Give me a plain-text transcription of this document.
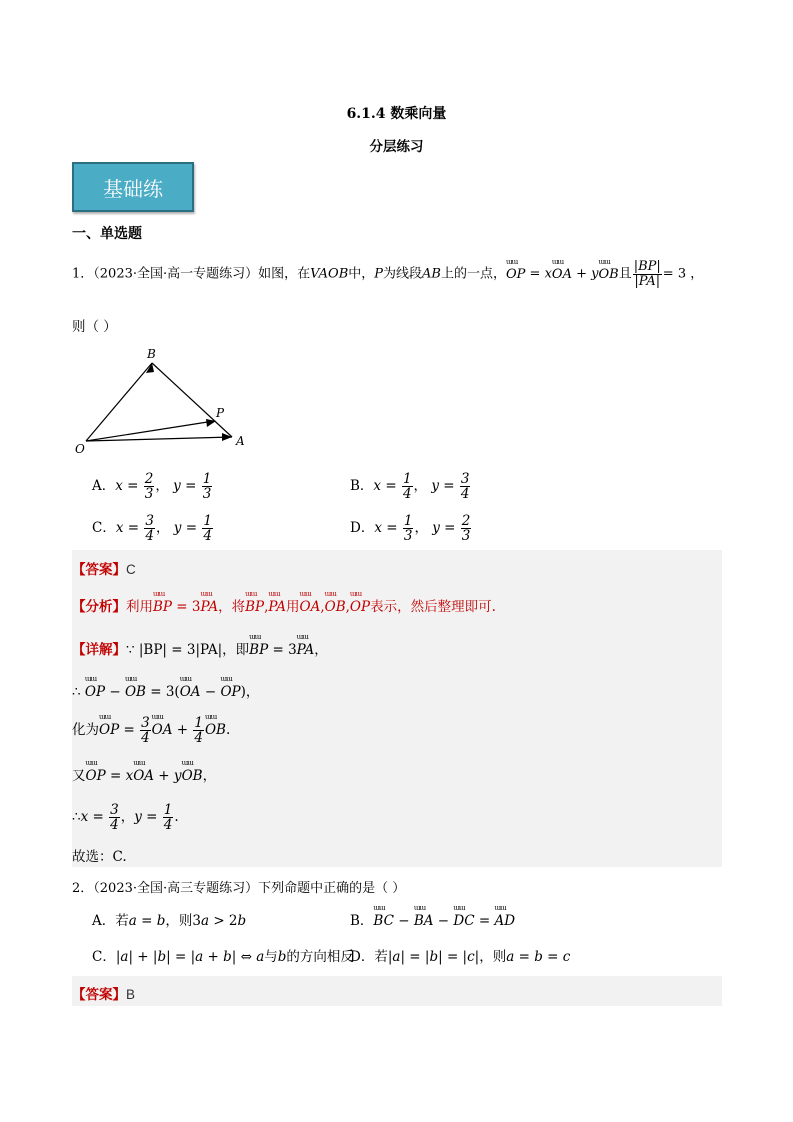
6.1.4 数乘向量
分层练习
基础练
一、单选题
1．（2023·全国·高一专题练习）如图，在VAOB中，P为线段AB上的一点，ɯɯ OP = xɯɯ OA + yɯɯ OB且 $\frac{|BP|}{|PA|} = 3$ ，
则（ ）
B
P
O
A
A．$x = \frac{2}{3}$ ， $y = \frac{1}{3}$	B．$x = \frac{1}{4}$ ， $y = \frac{3}{4}$
C．$x = \frac{3}{4}$ ， $y = \frac{1}{4}$	D．$x = \frac{1}{3}$ ， $y = \frac{2}{3}$
【答案】C
【分析】利用ɯɯ BP = 3ɯɯ PA，将ɯɯ BP,ɯɯ PA用ɯɯ OA,ɯɯ OB,ɯɯ OP表示，然后整理即可.
【详解】∵ |BP| = 3|PA|，即ɯɯ BP = 3ɯɯ PA，
∴ ɯɯ OP − ɯɯ OB = 3(ɯɯ OA − ɯɯ OP)，
化为ɯɯ OP = $\frac{3}{4}$ ɯɯ OA + $\frac{1}{4}$ ɯɯ OB.
又ɯɯ OP = xɯɯ OA + yɯɯ OB，
∴x = $\frac{3}{4}$ ，$y = \frac{1}{4}$ .
故选：C.
2．（2023·全国·高三专题练习）下列命题中正确的是（ ）
A．若a = b，则3a > 2b	B．ɯɯ BC − ɯɯ BA − ɯɯ DC = ɯɯ AD
C．|a| + |b| = |a + b| ⇔ a与b的方向相反
D．若|a| = |b| = |c|，则a = b = c
【答案】B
--------------------------------------------------
#### [JOB]
Determine how many lines in the records contain "frac", and reply with the number only.

#### [EXERCISE SOLUTION]
5